- Directive -
Reproduce the entries below with "bookmark-label" replaced by "bookmark-name" everywhere it occurs and nothing else altered.

************

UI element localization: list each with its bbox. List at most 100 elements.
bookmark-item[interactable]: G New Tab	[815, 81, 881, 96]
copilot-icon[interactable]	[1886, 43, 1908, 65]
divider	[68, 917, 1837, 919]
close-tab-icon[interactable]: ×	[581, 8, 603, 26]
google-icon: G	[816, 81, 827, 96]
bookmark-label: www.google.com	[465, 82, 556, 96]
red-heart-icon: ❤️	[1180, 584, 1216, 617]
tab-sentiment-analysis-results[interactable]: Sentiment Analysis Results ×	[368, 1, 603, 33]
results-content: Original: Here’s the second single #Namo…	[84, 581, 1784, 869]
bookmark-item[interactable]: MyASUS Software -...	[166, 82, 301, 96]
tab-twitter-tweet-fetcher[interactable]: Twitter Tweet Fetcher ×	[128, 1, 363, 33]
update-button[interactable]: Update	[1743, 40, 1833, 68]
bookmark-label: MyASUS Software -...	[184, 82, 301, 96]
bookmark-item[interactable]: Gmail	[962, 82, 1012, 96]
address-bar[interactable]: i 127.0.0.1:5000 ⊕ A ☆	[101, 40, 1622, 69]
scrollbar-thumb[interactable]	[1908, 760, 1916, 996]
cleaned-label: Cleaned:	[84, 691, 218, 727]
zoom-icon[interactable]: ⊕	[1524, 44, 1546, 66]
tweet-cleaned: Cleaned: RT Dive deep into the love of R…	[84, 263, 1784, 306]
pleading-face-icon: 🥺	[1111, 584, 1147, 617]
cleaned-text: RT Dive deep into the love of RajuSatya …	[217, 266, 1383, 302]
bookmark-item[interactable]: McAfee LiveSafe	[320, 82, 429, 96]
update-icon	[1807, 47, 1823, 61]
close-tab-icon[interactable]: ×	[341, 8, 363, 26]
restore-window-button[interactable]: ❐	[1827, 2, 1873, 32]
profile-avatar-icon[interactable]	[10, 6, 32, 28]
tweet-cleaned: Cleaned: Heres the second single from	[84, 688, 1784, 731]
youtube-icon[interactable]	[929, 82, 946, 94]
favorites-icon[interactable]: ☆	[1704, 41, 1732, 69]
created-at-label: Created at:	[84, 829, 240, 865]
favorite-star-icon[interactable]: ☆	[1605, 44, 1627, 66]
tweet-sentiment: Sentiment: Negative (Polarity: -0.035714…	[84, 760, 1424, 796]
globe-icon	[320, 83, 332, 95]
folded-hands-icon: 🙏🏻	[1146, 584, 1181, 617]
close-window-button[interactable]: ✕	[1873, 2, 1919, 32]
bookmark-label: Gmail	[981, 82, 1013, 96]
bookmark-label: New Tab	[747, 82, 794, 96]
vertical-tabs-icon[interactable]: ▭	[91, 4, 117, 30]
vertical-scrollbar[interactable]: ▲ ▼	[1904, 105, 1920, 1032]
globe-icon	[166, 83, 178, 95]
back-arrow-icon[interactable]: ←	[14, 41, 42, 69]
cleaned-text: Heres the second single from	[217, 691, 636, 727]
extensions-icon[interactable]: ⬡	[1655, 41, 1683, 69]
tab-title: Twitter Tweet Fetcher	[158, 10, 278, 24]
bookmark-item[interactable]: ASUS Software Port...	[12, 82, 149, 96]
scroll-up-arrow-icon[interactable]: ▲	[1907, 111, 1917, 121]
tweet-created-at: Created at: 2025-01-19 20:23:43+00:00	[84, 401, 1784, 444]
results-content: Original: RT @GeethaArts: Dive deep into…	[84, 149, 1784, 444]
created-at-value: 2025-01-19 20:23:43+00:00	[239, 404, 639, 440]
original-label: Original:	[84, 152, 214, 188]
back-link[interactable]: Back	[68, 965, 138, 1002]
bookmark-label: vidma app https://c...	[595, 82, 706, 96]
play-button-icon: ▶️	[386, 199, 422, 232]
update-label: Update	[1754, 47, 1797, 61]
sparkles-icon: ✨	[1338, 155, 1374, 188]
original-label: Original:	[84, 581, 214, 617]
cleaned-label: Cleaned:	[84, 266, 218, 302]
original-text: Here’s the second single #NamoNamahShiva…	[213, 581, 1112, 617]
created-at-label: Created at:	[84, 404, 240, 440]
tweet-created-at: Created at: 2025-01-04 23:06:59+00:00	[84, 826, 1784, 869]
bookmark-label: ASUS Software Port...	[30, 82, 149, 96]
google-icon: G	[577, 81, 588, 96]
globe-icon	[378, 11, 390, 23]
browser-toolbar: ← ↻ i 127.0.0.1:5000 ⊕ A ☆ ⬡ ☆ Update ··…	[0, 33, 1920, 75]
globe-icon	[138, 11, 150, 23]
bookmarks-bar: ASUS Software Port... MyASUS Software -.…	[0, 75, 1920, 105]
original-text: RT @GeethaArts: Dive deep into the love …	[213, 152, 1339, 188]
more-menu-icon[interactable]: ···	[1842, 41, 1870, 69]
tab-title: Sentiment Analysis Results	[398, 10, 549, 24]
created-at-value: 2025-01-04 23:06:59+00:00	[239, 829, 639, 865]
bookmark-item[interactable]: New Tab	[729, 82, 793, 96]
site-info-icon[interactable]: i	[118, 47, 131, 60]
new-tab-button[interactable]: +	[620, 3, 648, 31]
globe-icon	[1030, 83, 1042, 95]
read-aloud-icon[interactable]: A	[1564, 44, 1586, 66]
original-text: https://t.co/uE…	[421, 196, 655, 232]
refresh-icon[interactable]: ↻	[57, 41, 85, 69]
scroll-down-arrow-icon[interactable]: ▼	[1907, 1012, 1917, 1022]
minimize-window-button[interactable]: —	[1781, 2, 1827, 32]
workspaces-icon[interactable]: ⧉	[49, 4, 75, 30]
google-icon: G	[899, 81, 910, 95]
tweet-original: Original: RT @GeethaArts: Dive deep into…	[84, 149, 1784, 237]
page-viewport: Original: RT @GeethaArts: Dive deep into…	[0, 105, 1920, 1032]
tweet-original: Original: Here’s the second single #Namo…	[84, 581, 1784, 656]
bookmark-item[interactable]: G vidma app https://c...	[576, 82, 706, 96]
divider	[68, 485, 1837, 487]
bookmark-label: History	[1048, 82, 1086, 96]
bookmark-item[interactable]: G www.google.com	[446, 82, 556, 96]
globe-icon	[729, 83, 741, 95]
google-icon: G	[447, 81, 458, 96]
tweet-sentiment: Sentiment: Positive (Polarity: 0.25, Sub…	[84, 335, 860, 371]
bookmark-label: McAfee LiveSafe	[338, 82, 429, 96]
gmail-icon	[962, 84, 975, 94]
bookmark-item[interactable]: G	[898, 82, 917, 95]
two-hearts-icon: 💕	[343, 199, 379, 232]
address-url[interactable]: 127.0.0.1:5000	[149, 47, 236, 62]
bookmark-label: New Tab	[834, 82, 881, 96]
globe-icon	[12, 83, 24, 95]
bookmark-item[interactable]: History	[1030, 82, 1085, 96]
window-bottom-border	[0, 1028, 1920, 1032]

************

- Solution to the exercise -
UI element localization: list each with its bbox. List at most 100 elements.
bookmark-item[interactable]: G New Tab	[815, 81, 881, 96]
copilot-icon[interactable]	[1886, 43, 1908, 65]
divider	[68, 917, 1837, 919]
close-tab-icon[interactable]: ×	[581, 8, 603, 26]
google-icon: G	[816, 81, 827, 96]
bookmark-name: www.google.com	[465, 82, 556, 96]
red-heart-icon: ❤️	[1180, 584, 1216, 617]
tab-sentiment-analysis-results[interactable]: Sentiment Analysis Results ×	[368, 1, 603, 33]
results-content: Original: Here’s the second single #Namo…	[84, 581, 1784, 869]
bookmark-item[interactable]: MyASUS Software -...	[166, 82, 301, 96]
tab-twitter-tweet-fetcher[interactable]: Twitter Tweet Fetcher ×	[128, 1, 363, 33]
update-button[interactable]: Update	[1743, 40, 1833, 68]
bookmark-name: MyASUS Software -...	[184, 82, 301, 96]
bookmark-item[interactable]: Gmail	[962, 82, 1012, 96]
address-bar[interactable]: i 127.0.0.1:5000 ⊕ A ☆	[101, 40, 1622, 69]
scrollbar-thumb[interactable]	[1908, 760, 1916, 996]
cleaned-label: Cleaned:	[84, 691, 218, 727]
zoom-icon[interactable]: ⊕	[1524, 44, 1546, 66]
tweet-cleaned: Cleaned: RT Dive deep into the love of R…	[84, 263, 1784, 306]
pleading-face-icon: 🥺	[1111, 584, 1147, 617]
cleaned-text: RT Dive deep into the love of RajuSatya …	[217, 266, 1383, 302]
bookmark-item[interactable]: McAfee LiveSafe	[320, 82, 429, 96]
update-icon	[1807, 47, 1823, 61]
close-tab-icon[interactable]: ×	[341, 8, 363, 26]
restore-window-button[interactable]: ❐	[1827, 2, 1873, 32]
profile-avatar-icon[interactable]	[10, 6, 32, 28]
tweet-cleaned: Cleaned: Heres the second single from	[84, 688, 1784, 731]
youtube-icon[interactable]	[929, 82, 946, 94]
favorites-icon[interactable]: ☆	[1704, 41, 1732, 69]
created-at-label: Created at:	[84, 829, 240, 865]
favorite-star-icon[interactable]: ☆	[1605, 44, 1627, 66]
tweet-sentiment: Sentiment: Negative (Polarity: -0.035714…	[84, 760, 1424, 796]
globe-icon	[320, 83, 332, 95]
folded-hands-icon: 🙏🏻	[1146, 584, 1181, 617]
close-window-button[interactable]: ✕	[1873, 2, 1919, 32]
bookmark-name: Gmail	[981, 82, 1013, 96]
bookmark-name: New Tab	[747, 82, 794, 96]
vertical-tabs-icon[interactable]: ▭	[91, 4, 117, 30]
vertical-scrollbar[interactable]: ▲ ▼	[1904, 105, 1920, 1032]
globe-icon	[166, 83, 178, 95]
back-arrow-icon[interactable]: ←	[14, 41, 42, 69]
cleaned-text: Heres the second single from	[217, 691, 636, 727]
extensions-icon[interactable]: ⬡	[1655, 41, 1683, 69]
tab-title: Twitter Tweet Fetcher	[158, 10, 278, 24]
bookmark-item[interactable]: ASUS Software Port...	[12, 82, 149, 96]
scroll-up-arrow-icon[interactable]: ▲	[1907, 111, 1917, 121]
tweet-created-at: Created at: 2025-01-19 20:23:43+00:00	[84, 401, 1784, 444]
results-content: Original: RT @GeethaArts: Dive deep into…	[84, 149, 1784, 444]
created-at-value: 2025-01-19 20:23:43+00:00	[239, 404, 639, 440]
original-label: Original:	[84, 152, 214, 188]
back-link[interactable]: Back	[68, 965, 138, 1002]
bookmark-name: vidma app https://c...	[595, 82, 706, 96]
play-button-icon: ▶️	[386, 199, 422, 232]
update-label: Update	[1754, 47, 1797, 61]
sparkles-icon: ✨	[1338, 155, 1374, 188]
original-label: Original:	[84, 581, 214, 617]
cleaned-label: Cleaned:	[84, 266, 218, 302]
original-text: Here’s the second single #NamoNamahShiva…	[213, 581, 1112, 617]
created-at-label: Created at:	[84, 404, 240, 440]
tweet-created-at: Created at: 2025-01-04 23:06:59+00:00	[84, 826, 1784, 869]
bookmark-name: ASUS Software Port...	[30, 82, 149, 96]
google-icon: G	[577, 81, 588, 96]
globe-icon	[378, 11, 390, 23]
browser-toolbar: ← ↻ i 127.0.0.1:5000 ⊕ A ☆ ⬡ ☆ Update ··…	[0, 33, 1920, 75]
globe-icon	[138, 11, 150, 23]
bookmarks-bar: ASUS Software Port... MyASUS Software -.…	[0, 75, 1920, 105]
original-text: RT @GeethaArts: Dive deep into the love …	[213, 152, 1339, 188]
more-menu-icon[interactable]: ···	[1842, 41, 1870, 69]
tab-title: Sentiment Analysis Results	[398, 10, 549, 24]
created-at-value: 2025-01-04 23:06:59+00:00	[239, 829, 639, 865]
bookmark-item[interactable]: New Tab	[729, 82, 793, 96]
site-info-icon[interactable]: i	[118, 47, 131, 60]
new-tab-button[interactable]: +	[620, 3, 648, 31]
globe-icon	[1030, 83, 1042, 95]
read-aloud-icon[interactable]: A	[1564, 44, 1586, 66]
original-text: https://t.co/uE…	[421, 196, 655, 232]
refresh-icon[interactable]: ↻	[57, 41, 85, 69]
scroll-down-arrow-icon[interactable]: ▼	[1907, 1012, 1917, 1022]
minimize-window-button[interactable]: —	[1781, 2, 1827, 32]
workspaces-icon[interactable]: ⧉	[49, 4, 75, 30]
google-icon: G	[899, 81, 910, 95]
tweet-original: Original: RT @GeethaArts: Dive deep into…	[84, 149, 1784, 237]
page-viewport: Original: RT @GeethaArts: Dive deep into…	[0, 105, 1920, 1032]
tweet-original: Original: Here’s the second single #Namo…	[84, 581, 1784, 656]
bookmark-item[interactable]: G vidma app https://c...	[576, 82, 706, 96]
divider	[68, 485, 1837, 487]
bookmark-name: History	[1048, 82, 1086, 96]
bookmark-item[interactable]: G www.google.com	[446, 82, 556, 96]
globe-icon	[729, 83, 741, 95]
google-icon: G	[447, 81, 458, 96]
tweet-sentiment: Sentiment: Positive (Polarity: 0.25, Sub…	[84, 335, 860, 371]
bookmark-name: McAfee LiveSafe	[338, 82, 429, 96]
gmail-icon	[962, 84, 975, 94]
bookmark-item[interactable]: G	[898, 82, 917, 95]
two-hearts-icon: 💕	[343, 199, 379, 232]
address-url[interactable]: 127.0.0.1:5000	[149, 47, 236, 62]
bookmark-name: New Tab	[834, 82, 881, 96]
globe-icon	[12, 83, 24, 95]
bookmark-item[interactable]: History	[1030, 82, 1085, 96]
window-bottom-border	[0, 1028, 1920, 1032]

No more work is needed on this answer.